**AIM OF THE TASK:**
Collect each line containing "hint".

Items listed in a dataset
-- START --
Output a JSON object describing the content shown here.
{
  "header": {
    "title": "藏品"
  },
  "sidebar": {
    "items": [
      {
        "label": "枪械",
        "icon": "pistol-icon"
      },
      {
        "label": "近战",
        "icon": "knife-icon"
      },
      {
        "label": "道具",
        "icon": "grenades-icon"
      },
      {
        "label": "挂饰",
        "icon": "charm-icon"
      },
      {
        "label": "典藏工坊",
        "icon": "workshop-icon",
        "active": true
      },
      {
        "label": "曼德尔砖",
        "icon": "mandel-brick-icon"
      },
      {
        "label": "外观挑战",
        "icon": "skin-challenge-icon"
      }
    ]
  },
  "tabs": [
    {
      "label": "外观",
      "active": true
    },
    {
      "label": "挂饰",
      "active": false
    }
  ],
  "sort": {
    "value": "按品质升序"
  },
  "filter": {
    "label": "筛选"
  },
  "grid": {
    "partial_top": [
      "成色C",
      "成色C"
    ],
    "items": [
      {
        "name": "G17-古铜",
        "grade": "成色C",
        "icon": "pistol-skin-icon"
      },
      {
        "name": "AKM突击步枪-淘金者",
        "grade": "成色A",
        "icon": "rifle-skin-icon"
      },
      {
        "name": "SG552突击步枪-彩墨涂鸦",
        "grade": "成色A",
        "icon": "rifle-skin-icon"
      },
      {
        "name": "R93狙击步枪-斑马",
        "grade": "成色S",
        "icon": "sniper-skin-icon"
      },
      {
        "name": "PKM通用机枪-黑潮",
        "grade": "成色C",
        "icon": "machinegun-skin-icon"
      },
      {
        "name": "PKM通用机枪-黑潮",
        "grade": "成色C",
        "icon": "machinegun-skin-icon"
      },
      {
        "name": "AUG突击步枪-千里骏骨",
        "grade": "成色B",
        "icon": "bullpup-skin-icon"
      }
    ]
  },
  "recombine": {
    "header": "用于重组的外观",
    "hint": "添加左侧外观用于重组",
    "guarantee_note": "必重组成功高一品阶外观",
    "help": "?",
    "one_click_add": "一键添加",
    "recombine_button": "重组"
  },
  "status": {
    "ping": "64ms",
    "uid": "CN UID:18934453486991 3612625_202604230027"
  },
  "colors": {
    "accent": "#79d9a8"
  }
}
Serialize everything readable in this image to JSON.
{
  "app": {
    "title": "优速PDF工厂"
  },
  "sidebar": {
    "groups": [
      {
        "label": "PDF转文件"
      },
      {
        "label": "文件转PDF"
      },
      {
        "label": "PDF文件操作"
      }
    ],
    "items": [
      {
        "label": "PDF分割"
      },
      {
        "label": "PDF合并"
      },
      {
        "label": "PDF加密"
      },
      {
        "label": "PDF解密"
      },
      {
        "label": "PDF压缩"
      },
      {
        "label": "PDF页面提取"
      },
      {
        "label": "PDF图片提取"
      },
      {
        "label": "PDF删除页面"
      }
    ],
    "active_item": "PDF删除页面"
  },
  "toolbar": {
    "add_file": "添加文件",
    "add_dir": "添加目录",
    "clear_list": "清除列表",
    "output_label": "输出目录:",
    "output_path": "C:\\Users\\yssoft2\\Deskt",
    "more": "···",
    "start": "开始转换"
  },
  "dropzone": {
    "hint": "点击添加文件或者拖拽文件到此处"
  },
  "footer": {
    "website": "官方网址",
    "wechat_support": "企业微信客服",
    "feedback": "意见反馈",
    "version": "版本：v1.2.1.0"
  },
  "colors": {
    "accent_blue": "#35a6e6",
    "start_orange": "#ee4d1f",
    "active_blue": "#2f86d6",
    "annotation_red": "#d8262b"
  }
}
-- END --
**PROBLEM SOLUTION:**
    "hint": "添加左侧外观用于重组",
    "hint": "点击添加文件或者拖拽文件到此处"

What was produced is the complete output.